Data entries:

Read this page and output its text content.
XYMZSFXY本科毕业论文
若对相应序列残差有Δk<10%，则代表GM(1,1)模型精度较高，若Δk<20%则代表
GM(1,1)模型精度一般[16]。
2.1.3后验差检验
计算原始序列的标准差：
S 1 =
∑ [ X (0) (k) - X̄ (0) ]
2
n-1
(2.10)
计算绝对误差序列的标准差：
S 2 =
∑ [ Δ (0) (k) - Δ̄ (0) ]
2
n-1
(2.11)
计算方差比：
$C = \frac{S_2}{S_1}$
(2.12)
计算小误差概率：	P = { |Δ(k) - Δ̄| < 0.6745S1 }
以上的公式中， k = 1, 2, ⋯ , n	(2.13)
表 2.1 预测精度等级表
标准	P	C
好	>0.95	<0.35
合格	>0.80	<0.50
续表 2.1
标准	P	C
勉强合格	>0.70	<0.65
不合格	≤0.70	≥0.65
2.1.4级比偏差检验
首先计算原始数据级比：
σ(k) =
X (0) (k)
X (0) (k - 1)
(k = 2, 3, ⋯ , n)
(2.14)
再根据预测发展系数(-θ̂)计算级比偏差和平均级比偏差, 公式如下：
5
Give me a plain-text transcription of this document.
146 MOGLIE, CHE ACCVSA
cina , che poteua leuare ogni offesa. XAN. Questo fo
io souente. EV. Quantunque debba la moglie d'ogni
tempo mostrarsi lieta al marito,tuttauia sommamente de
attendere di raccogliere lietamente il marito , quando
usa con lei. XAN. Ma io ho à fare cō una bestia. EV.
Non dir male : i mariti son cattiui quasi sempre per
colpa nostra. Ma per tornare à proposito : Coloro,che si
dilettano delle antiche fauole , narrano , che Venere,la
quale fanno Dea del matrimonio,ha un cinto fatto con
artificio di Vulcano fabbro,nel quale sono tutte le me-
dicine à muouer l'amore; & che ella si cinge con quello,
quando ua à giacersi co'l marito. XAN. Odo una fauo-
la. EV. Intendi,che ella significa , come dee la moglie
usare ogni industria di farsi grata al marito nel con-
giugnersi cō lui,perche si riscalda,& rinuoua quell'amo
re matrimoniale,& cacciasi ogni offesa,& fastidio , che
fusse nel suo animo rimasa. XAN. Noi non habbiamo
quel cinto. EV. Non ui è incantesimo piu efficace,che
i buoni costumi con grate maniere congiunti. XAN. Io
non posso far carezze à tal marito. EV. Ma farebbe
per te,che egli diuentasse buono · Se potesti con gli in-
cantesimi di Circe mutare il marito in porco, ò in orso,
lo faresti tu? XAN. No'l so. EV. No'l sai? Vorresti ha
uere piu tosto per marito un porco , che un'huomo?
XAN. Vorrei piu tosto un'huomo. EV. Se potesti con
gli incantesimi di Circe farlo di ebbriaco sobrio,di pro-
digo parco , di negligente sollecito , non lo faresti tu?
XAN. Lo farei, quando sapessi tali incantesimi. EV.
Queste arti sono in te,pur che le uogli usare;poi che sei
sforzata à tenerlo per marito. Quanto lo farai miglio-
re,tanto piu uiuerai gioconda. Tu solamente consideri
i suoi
==
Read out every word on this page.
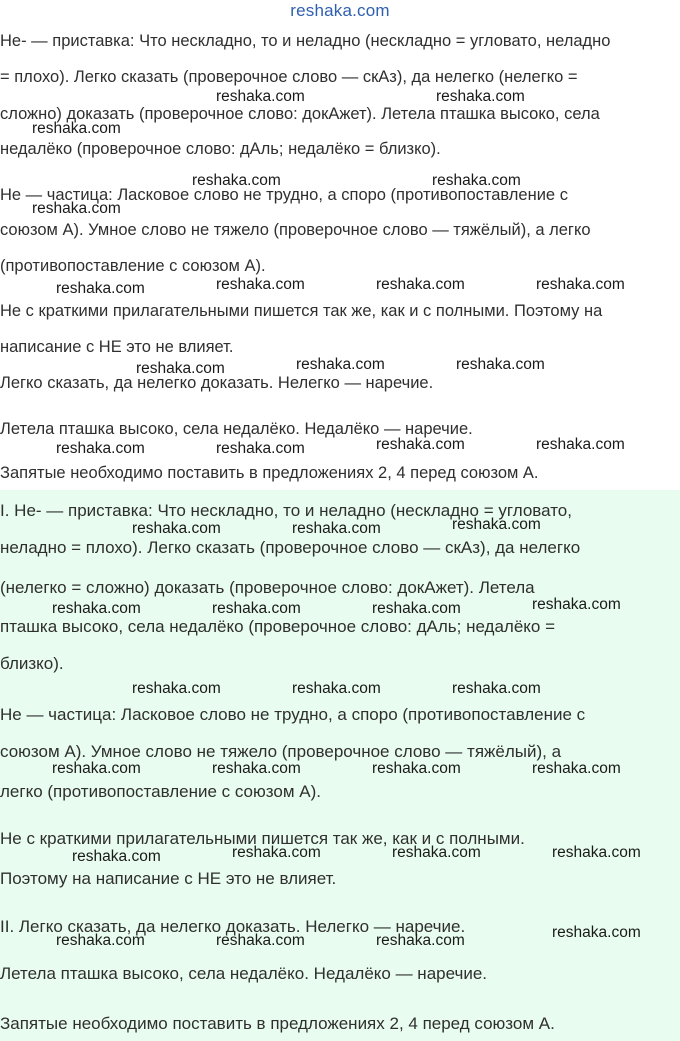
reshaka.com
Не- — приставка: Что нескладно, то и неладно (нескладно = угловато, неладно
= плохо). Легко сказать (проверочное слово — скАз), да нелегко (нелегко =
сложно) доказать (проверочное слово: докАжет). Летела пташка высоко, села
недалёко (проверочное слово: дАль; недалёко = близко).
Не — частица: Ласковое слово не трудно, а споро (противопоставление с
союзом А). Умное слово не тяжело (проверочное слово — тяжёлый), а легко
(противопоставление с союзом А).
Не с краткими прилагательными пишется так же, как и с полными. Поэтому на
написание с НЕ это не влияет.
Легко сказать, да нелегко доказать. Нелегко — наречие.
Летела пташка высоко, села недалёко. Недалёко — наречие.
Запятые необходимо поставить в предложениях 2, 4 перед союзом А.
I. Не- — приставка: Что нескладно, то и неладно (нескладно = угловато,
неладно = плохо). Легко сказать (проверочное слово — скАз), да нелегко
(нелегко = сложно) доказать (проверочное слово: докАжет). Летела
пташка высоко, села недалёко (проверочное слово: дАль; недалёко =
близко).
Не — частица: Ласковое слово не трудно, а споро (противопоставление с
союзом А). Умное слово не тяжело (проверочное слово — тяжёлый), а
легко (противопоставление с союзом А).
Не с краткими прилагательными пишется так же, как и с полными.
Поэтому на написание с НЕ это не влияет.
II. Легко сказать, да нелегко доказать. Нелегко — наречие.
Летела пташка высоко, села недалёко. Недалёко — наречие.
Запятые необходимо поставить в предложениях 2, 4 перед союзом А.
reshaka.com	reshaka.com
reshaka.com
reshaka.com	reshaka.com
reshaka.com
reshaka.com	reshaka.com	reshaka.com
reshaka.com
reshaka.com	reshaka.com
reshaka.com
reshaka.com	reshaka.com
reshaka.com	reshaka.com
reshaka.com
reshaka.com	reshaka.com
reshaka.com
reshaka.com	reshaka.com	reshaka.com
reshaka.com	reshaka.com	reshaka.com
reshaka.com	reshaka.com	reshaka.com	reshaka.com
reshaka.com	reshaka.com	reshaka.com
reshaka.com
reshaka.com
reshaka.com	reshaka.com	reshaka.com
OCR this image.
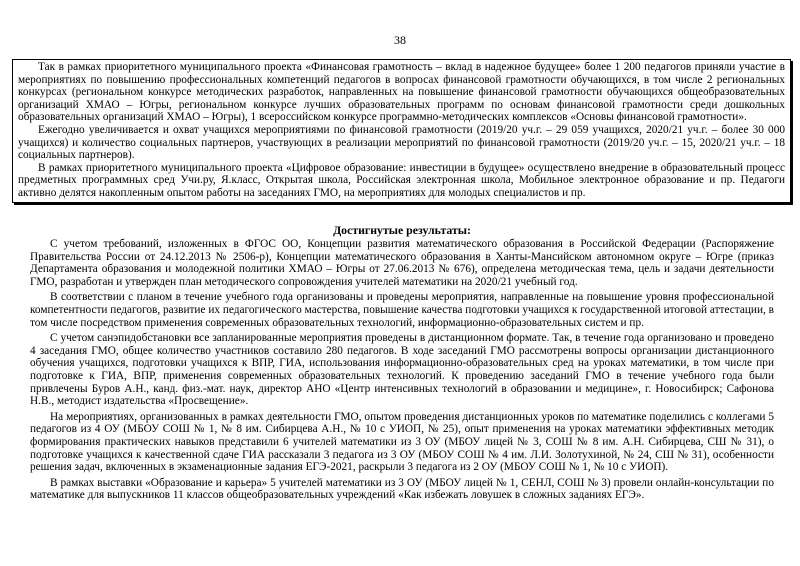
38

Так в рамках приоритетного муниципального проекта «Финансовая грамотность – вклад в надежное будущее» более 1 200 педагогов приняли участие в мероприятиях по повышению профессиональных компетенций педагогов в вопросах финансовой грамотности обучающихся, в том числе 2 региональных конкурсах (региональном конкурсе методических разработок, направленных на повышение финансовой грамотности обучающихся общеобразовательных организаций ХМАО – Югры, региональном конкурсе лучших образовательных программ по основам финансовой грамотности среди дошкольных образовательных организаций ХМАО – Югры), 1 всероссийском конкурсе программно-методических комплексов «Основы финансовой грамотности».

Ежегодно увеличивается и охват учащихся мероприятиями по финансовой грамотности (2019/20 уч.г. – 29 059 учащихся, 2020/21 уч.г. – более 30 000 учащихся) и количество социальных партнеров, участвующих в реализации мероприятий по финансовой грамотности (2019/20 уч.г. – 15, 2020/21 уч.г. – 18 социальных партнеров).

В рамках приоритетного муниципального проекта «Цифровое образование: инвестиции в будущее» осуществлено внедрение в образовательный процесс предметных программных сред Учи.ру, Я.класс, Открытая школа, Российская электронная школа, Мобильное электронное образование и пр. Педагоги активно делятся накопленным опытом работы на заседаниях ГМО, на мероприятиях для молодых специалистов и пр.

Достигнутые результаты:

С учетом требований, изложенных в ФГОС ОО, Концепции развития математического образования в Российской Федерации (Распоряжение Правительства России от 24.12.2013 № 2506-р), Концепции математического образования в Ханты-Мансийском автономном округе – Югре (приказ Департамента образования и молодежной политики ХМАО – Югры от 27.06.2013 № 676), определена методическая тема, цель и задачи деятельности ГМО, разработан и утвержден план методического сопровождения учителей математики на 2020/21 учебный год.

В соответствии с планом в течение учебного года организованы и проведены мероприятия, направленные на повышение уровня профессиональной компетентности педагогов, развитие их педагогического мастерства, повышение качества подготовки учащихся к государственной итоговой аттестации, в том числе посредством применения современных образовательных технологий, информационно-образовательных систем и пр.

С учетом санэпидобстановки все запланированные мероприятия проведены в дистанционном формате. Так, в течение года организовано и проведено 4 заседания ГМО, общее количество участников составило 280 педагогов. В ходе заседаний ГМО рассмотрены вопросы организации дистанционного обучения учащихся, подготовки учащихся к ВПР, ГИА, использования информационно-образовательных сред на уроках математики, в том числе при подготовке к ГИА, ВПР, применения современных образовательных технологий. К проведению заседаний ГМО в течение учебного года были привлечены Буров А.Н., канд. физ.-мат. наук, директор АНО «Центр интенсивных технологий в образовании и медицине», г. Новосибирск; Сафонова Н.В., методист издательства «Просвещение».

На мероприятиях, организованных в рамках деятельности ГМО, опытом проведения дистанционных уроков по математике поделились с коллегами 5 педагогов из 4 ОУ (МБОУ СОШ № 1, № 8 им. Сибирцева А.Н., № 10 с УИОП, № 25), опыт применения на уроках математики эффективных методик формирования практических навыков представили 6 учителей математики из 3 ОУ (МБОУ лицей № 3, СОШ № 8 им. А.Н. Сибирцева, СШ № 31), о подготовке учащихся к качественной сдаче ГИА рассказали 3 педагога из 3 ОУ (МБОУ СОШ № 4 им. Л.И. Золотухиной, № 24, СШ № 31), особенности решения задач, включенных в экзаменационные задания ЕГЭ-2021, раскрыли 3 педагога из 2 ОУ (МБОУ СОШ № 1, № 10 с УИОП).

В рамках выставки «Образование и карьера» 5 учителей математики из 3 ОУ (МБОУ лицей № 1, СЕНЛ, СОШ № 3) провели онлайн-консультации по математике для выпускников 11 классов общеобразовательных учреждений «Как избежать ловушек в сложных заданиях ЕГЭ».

• [TASK REQUIREMENTS] Pull out all lines of the data with the string "тяжело".

• [SOLUTION TO THIS TASK]
союзом А). Умное слово не тяжело (проверочное слово — тяжёлый), а легко
союзом А). Умное слово не тяжело (проверочное слово — тяжёлый), а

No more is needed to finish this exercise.